# WHAT TO PRODUCE
Copy out all lines where "University" appears.
++++ SUPPLIED RECORDS
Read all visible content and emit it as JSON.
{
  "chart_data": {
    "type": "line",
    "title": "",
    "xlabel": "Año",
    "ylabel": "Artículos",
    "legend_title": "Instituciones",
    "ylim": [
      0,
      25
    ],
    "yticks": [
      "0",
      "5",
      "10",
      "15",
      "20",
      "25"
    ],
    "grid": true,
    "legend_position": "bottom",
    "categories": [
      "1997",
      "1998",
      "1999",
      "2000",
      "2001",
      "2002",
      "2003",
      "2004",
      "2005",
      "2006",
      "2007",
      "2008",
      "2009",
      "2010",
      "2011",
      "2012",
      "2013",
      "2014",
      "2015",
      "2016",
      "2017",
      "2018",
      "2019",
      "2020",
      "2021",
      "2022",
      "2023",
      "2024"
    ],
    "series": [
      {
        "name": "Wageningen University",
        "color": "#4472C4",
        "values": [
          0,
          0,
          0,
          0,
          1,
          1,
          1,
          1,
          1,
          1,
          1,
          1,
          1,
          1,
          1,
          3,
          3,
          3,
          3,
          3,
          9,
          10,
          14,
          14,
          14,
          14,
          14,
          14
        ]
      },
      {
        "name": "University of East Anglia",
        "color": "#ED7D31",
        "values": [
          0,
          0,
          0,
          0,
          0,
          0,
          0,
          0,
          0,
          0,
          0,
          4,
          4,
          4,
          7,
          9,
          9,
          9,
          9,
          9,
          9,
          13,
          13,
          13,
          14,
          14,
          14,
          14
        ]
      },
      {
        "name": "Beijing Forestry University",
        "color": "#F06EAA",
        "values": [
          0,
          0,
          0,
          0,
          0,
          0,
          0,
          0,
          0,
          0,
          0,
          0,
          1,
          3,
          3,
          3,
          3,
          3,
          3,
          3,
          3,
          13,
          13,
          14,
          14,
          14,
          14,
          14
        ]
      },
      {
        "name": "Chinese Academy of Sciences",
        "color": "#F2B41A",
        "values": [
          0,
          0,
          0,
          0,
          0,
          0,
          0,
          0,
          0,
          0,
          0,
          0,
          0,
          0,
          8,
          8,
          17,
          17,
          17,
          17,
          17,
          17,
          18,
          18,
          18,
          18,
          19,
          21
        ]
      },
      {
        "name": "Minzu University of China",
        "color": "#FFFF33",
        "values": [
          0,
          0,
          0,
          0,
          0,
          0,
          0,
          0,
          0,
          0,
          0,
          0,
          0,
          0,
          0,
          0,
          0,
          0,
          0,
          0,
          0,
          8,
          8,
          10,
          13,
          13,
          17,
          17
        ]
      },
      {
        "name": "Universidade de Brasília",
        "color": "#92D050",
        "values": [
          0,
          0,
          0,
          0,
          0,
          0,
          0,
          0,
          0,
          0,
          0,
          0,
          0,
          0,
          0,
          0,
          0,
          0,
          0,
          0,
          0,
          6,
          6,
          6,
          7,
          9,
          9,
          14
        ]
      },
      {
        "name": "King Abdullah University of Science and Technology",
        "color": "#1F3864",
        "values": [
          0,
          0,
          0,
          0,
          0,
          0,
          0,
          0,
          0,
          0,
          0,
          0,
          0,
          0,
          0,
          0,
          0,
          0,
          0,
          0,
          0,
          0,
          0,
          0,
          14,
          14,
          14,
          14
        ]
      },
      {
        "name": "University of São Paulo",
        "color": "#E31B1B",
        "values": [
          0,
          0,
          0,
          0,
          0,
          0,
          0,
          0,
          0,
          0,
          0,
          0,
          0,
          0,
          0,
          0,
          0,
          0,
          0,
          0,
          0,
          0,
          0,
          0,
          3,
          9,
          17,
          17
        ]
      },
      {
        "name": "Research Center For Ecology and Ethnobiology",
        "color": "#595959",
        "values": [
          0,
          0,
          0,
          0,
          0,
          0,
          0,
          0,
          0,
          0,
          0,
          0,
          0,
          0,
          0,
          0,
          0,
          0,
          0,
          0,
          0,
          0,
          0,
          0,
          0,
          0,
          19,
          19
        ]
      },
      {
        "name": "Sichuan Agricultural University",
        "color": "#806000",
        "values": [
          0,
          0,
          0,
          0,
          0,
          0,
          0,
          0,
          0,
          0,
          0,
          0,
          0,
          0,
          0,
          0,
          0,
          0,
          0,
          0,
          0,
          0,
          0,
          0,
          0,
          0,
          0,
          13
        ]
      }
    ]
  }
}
++++++++
# TASK OUTPUT
        "name": "Wageningen University",
        "name": "University of East Anglia",
        "name": "Beijing Forestry University",
        "name": "Minzu University of China",
        "name": "King Abdullah University of Science and Technology",
        "name": "University of São Paulo",
        "name": "Sichuan Agricultural University",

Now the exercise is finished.